<<<<

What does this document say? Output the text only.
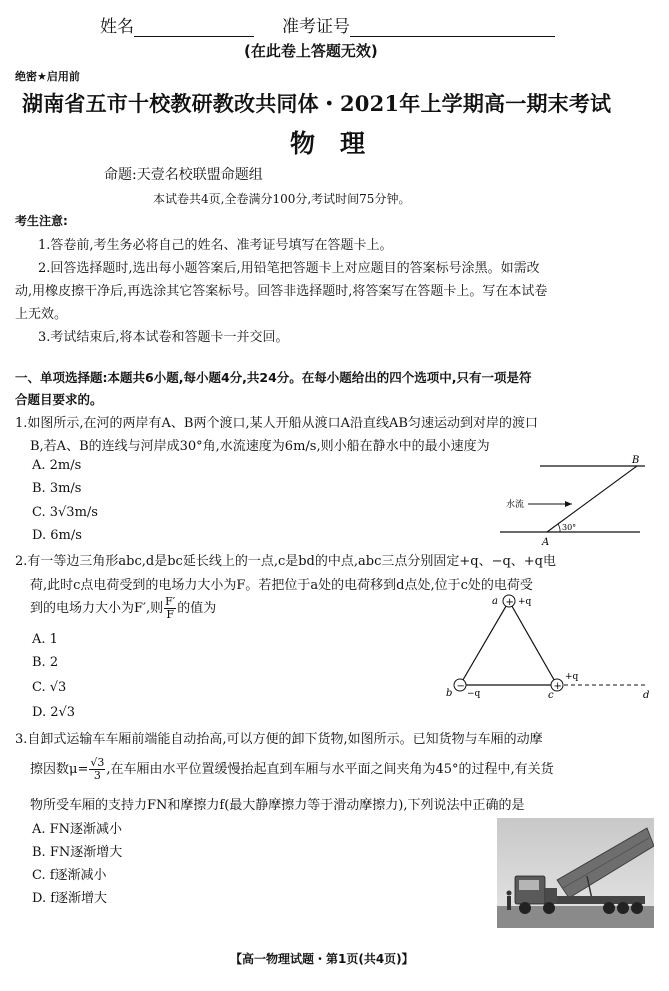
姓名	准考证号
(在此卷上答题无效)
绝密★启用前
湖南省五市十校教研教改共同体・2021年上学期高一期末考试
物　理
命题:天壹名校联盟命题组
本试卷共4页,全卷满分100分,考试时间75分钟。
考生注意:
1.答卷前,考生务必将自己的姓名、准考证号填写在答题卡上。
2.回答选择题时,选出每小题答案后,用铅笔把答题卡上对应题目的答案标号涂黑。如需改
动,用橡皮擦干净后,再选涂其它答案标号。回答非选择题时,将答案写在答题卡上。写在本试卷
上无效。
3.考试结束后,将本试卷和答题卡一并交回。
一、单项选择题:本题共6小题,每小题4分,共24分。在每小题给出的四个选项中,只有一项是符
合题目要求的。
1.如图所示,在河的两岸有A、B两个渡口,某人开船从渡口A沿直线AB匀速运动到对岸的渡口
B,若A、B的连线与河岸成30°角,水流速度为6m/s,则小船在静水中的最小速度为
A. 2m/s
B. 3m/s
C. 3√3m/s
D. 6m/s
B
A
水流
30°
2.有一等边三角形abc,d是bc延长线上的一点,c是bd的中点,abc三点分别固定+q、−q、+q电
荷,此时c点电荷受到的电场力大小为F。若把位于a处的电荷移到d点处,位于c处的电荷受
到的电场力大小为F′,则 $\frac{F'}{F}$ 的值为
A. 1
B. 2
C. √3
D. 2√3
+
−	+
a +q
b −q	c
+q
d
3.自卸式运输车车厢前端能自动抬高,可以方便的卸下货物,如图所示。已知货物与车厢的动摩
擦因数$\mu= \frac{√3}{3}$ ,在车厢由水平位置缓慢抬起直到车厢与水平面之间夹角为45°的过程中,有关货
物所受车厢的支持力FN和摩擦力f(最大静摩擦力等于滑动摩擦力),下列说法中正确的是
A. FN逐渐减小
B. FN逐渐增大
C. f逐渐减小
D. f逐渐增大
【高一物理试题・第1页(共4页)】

>>>>
<<<<

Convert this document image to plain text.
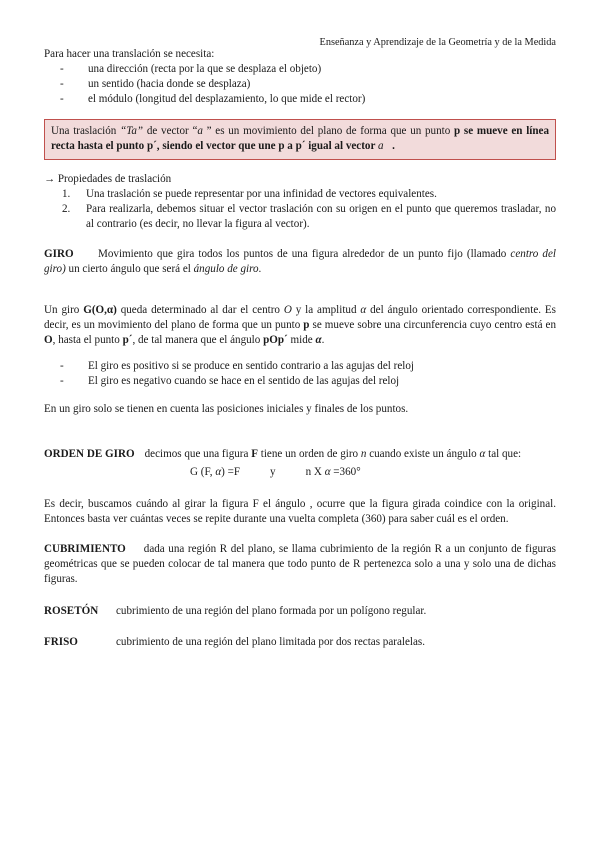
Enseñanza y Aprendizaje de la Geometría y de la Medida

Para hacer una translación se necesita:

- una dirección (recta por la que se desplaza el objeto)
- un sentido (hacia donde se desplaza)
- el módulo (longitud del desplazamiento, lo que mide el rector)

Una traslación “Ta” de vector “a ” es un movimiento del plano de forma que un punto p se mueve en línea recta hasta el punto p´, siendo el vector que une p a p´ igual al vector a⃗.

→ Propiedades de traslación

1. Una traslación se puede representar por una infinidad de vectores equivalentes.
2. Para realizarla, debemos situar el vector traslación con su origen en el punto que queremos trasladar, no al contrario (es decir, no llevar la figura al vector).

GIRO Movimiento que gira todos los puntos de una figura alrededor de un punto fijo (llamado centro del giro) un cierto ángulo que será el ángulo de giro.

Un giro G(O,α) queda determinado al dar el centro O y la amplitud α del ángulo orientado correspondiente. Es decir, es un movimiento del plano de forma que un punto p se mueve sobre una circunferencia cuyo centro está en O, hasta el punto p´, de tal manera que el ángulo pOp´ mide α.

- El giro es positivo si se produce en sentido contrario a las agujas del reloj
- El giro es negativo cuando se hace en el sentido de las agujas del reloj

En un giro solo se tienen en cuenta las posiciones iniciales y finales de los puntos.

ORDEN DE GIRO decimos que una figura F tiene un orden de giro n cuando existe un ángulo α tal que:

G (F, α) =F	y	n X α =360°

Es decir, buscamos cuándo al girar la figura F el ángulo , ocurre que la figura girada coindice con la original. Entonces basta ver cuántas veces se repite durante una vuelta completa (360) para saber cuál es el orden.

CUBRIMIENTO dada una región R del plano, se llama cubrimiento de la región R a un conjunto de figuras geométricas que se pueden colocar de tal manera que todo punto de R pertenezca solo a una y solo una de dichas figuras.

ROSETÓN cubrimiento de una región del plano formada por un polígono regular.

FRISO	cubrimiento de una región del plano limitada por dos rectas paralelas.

>>>>
<<<<

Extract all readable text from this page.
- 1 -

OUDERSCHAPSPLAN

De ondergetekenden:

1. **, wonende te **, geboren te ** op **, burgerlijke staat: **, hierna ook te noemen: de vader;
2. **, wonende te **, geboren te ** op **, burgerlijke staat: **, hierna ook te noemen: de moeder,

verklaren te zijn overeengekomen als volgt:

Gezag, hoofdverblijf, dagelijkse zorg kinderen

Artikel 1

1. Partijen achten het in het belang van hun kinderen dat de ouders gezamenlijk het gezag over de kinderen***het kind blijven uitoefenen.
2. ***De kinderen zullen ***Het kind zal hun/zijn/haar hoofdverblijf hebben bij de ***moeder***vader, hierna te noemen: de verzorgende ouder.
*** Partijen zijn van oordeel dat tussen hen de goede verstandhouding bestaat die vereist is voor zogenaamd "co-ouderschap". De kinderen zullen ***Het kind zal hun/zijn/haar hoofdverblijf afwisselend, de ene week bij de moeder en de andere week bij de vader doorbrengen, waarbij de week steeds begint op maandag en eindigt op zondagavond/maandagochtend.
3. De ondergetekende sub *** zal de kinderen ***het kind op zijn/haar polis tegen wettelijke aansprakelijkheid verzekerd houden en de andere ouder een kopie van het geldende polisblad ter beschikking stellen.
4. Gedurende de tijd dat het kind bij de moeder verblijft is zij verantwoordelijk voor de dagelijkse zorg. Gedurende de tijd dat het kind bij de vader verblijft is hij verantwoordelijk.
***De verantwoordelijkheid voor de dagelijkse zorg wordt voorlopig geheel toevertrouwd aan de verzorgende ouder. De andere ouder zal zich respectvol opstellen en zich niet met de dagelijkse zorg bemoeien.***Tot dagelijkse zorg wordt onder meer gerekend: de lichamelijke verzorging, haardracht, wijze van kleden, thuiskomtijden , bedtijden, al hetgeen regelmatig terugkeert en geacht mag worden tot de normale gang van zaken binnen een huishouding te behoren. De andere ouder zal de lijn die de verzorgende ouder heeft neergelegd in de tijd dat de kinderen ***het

>>>>

Scan the material above for the string "document" and report each line where you find it.

» **CORRECT ANSWER**:
What does this document say? Output the text only.
Convert this document image to plain text.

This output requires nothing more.